**Short task**. All the entries need to be quoted exactly, apart from the pictures, which you should drop.

**Records provided**.
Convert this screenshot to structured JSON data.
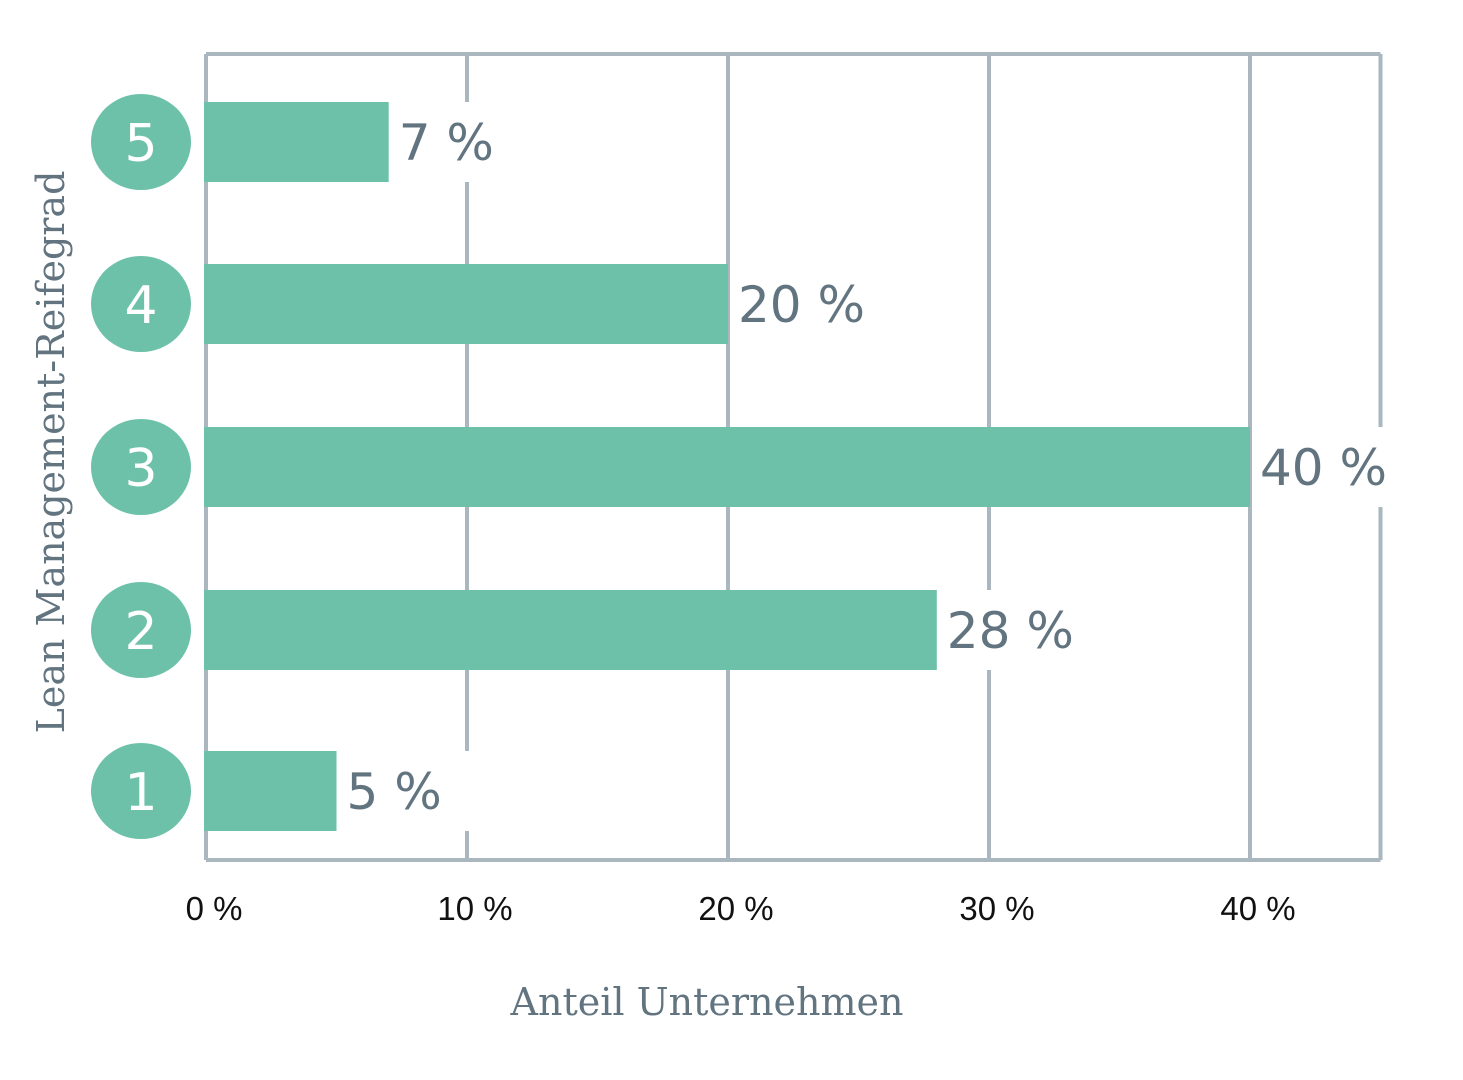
{
  "chart_data": {
    "type": "bar",
    "orientation": "horizontal",
    "categories": [
      "1",
      "2",
      "3",
      "4",
      "5"
    ],
    "values": [
      5,
      28,
      40,
      20,
      7
    ],
    "value_labels": [
      "5 %",
      "28 %",
      "40 %",
      "20 %",
      "7 %"
    ],
    "xlabel": "Anteil Unternehmen",
    "ylabel": "Lean Management-Reifegrad",
    "x_ticks": [
      0,
      10,
      20,
      30,
      40
    ],
    "x_tick_labels": [
      "0 %",
      "10 %",
      "20 %",
      "30 %",
      "40 %"
    ],
    "xlim": [
      0,
      45
    ],
    "grid": true,
    "colors": {
      "bar": "#6dc1a9",
      "grid": "#aab7bf",
      "text": "#627480",
      "tick_text": "#111111"
    }
  }
}
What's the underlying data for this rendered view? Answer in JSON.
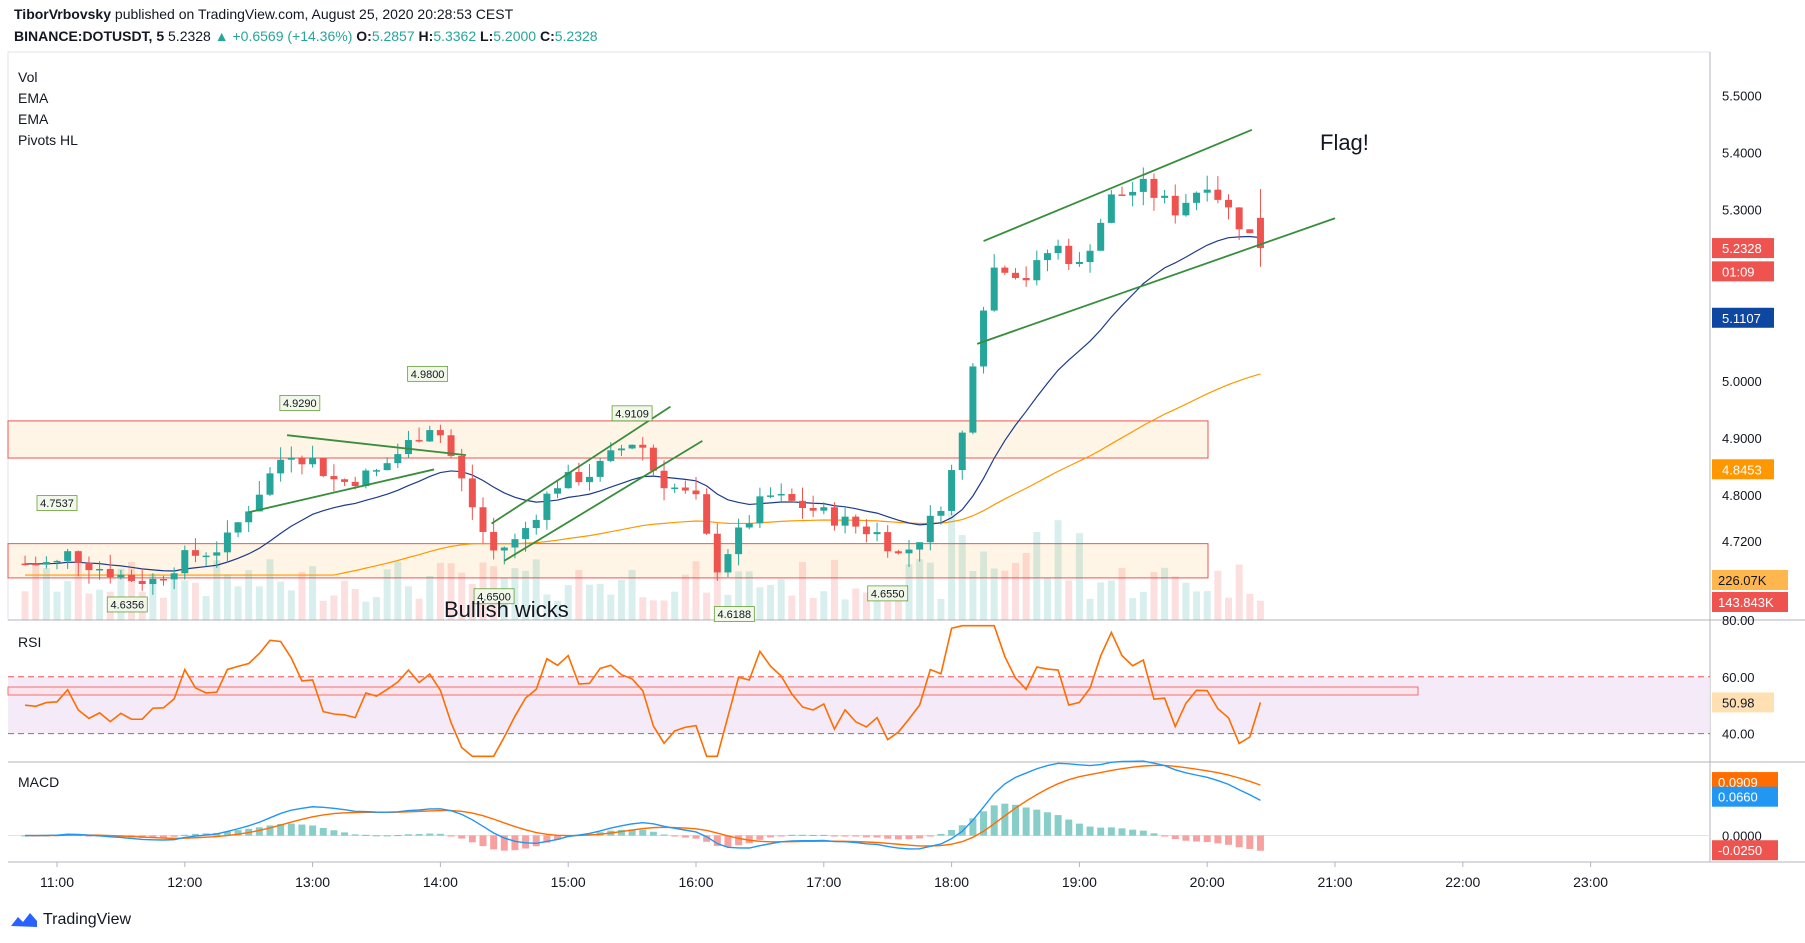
{
  "header": {
    "author": "TiborVrbovsky",
    "published": "published on TradingView.com, August 25, 2020 20:28:53 CEST",
    "symbol": "BINANCE:DOTUSDT, 5",
    "last": "5.2328",
    "change": "+0.6569 (+14.36%)",
    "open_label": "O:",
    "open": "5.2857",
    "high_label": "H:",
    "high": "5.3362",
    "low_label": "L:",
    "low": "5.2000",
    "close_label": "C:",
    "close": "5.2328"
  },
  "indicators": [
    "Vol",
    "EMA",
    "EMA",
    "Pivots HL"
  ],
  "panels": {
    "rsi": "RSI",
    "macd": "MACD"
  },
  "annotations": {
    "flag": "Flag!",
    "wicks": "Bullish wicks"
  },
  "footer": {
    "brand": "TradingView"
  },
  "colors": {
    "up": "#26a69a",
    "down": "#ef5350",
    "ema_fast": "#1e3a8a",
    "ema_slow": "#ff9800",
    "rsi": "#ff6d00",
    "macd": "#2196f3",
    "signal": "#ff6d00",
    "trend": "#388e3c",
    "zone_fill": "#fff3e0",
    "zone_border": "#ef5350",
    "rsi_band": "#f3e5f5"
  },
  "chart_data": {
    "type": "candlestick",
    "price_axis": {
      "ticks": [
        "5.5000",
        "5.4000",
        "5.3000",
        "5.0000",
        "4.9000",
        "4.8000",
        "4.7200"
      ],
      "ylim": [
        4.59,
        5.55
      ]
    },
    "time_axis": {
      "ticks": [
        "11:00",
        "12:00",
        "13:00",
        "14:00",
        "15:00",
        "16:00",
        "17:00",
        "18:00",
        "19:00",
        "20:00",
        "21:00",
        "22:00",
        "23:00"
      ]
    },
    "price_badges": [
      {
        "label": "5.2328",
        "value": 5.2328,
        "color": "#ef5350"
      },
      {
        "label": "01:09",
        "value": 5.192,
        "color": "#ef5350"
      },
      {
        "label": "5.1107",
        "value": 5.1107,
        "color": "#0d47a1"
      },
      {
        "label": "4.8453",
        "value": 4.8453,
        "color": "#ff9800"
      }
    ],
    "volume_badges": [
      {
        "label": "226.07K",
        "color": "#ffb74d"
      },
      {
        "label": "143.843K",
        "color": "#ef5350"
      }
    ],
    "pivots": [
      {
        "label": "4.7537",
        "value": 4.7537,
        "type": "high"
      },
      {
        "label": "4.6356",
        "value": 4.6356,
        "type": "low"
      },
      {
        "label": "4.9290",
        "value": 4.929,
        "type": "high"
      },
      {
        "label": "4.9800",
        "value": 4.98,
        "type": "high"
      },
      {
        "label": "4.6500",
        "value": 4.65,
        "type": "low"
      },
      {
        "label": "4.9109",
        "value": 4.9109,
        "type": "high"
      },
      {
        "label": "4.6188",
        "value": 4.6188,
        "type": "low"
      },
      {
        "label": "4.6550",
        "value": 4.655,
        "type": "low"
      }
    ],
    "zones": [
      {
        "top": 4.93,
        "bottom": 4.865
      },
      {
        "top": 4.715,
        "bottom": 4.655
      }
    ],
    "rsi": {
      "ticks": [
        "80.00",
        "60.00",
        "40.00"
      ],
      "levels": [
        60,
        40
      ],
      "ylim": [
        30,
        80
      ],
      "last": "50.98"
    },
    "macd": {
      "ticks": [
        "0.0000"
      ],
      "ylim": [
        -0.045,
        0.125
      ],
      "macd_last": "0.0660",
      "signal_last": "0.0909",
      "hist_last": "-0.0250"
    }
  }
}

**Task solution**.
Convert this screenshot to structured JSON data.
{
  "chart_data": {
    "type": "bar",
    "orientation": "horizontal",
    "categories": [
      "1",
      "2",
      "3",
      "4",
      "5"
    ],
    "values": [
      5,
      28,
      40,
      20,
      7
    ],
    "value_labels": [
      "5 %",
      "28 %",
      "40 %",
      "20 %",
      "7 %"
    ],
    "xlabel": "Anteil Unternehmen",
    "ylabel": "Lean Management-Reifegrad",
    "x_ticks": [
      0,
      10,
      20,
      30,
      40
    ],
    "x_tick_labels": [
      "0 %",
      "10 %",
      "20 %",
      "30 %",
      "40 %"
    ],
    "xlim": [
      0,
      45
    ],
    "grid": true,
    "colors": {
      "bar": "#6dc1a9",
      "grid": "#aab7bf",
      "text": "#627480",
      "tick_text": "#111111"
    }
  }
}
What's the underlying data for this rendered view? Answer in JSON.
{
  "header": {
    "author": "TiborVrbovsky",
    "published": "published on TradingView.com, August 25, 2020 20:28:53 CEST",
    "symbol": "BINANCE:DOTUSDT, 5",
    "last": "5.2328",
    "change": "+0.6569 (+14.36%)",
    "open_label": "O:",
    "open": "5.2857",
    "high_label": "H:",
    "high": "5.3362",
    "low_label": "L:",
    "low": "5.2000",
    "close_label": "C:",
    "close": "5.2328"
  },
  "indicators": [
    "Vol",
    "EMA",
    "EMA",
    "Pivots HL"
  ],
  "panels": {
    "rsi": "RSI",
    "macd": "MACD"
  },
  "annotations": {
    "flag": "Flag!",
    "wicks": "Bullish wicks"
  },
  "footer": {
    "brand": "TradingView"
  },
  "colors": {
    "up": "#26a69a",
    "down": "#ef5350",
    "ema_fast": "#1e3a8a",
    "ema_slow": "#ff9800",
    "rsi": "#ff6d00",
    "macd": "#2196f3",
    "signal": "#ff6d00",
    "trend": "#388e3c",
    "zone_fill": "#fff3e0",
    "zone_border": "#ef5350",
    "rsi_band": "#f3e5f5"
  },
  "chart_data": {
    "type": "candlestick",
    "price_axis": {
      "ticks": [
        "5.5000",
        "5.4000",
        "5.3000",
        "5.0000",
        "4.9000",
        "4.8000",
        "4.7200"
      ],
      "ylim": [
        4.59,
        5.55
      ]
    },
    "time_axis": {
      "ticks": [
        "11:00",
        "12:00",
        "13:00",
        "14:00",
        "15:00",
        "16:00",
        "17:00",
        "18:00",
        "19:00",
        "20:00",
        "21:00",
        "22:00",
        "23:00"
      ]
    },
    "price_badges": [
      {
        "label": "5.2328",
        "value": 5.2328,
        "color": "#ef5350"
      },
      {
        "label": "01:09",
        "value": 5.192,
        "color": "#ef5350"
      },
      {
        "label": "5.1107",
        "value": 5.1107,
        "color": "#0d47a1"
      },
      {
        "label": "4.8453",
        "value": 4.8453,
        "color": "#ff9800"
      }
    ],
    "volume_badges": [
      {
        "label": "226.07K",
        "color": "#ffb74d"
      },
      {
        "label": "143.843K",
        "color": "#ef5350"
      }
    ],
    "pivots": [
      {
        "label": "4.7537",
        "value": 4.7537,
        "type": "high"
      },
      {
        "label": "4.6356",
        "value": 4.6356,
        "type": "low"
      },
      {
        "label": "4.9290",
        "value": 4.929,
        "type": "high"
      },
      {
        "label": "4.9800",
        "value": 4.98,
        "type": "high"
      },
      {
        "label": "4.6500",
        "value": 4.65,
        "type": "low"
      },
      {
        "label": "4.9109",
        "value": 4.9109,
        "type": "high"
      },
      {
        "label": "4.6188",
        "value": 4.6188,
        "type": "low"
      },
      {
        "label": "4.6550",
        "value": 4.655,
        "type": "low"
      }
    ],
    "zones": [
      {
        "top": 4.93,
        "bottom": 4.865
      },
      {
        "top": 4.715,
        "bottom": 4.655
      }
    ],
    "rsi": {
      "ticks": [
        "80.00",
        "60.00",
        "40.00"
      ],
      "levels": [
        60,
        40
      ],
      "ylim": [
        30,
        80
      ],
      "last": "50.98"
    },
    "macd": {
      "ticks": [
        "0.0000"
      ],
      "ylim": [
        -0.045,
        0.125
      ],
      "macd_last": "0.0660",
      "signal_last": "0.0909",
      "hist_last": "-0.0250"
    }
  }
}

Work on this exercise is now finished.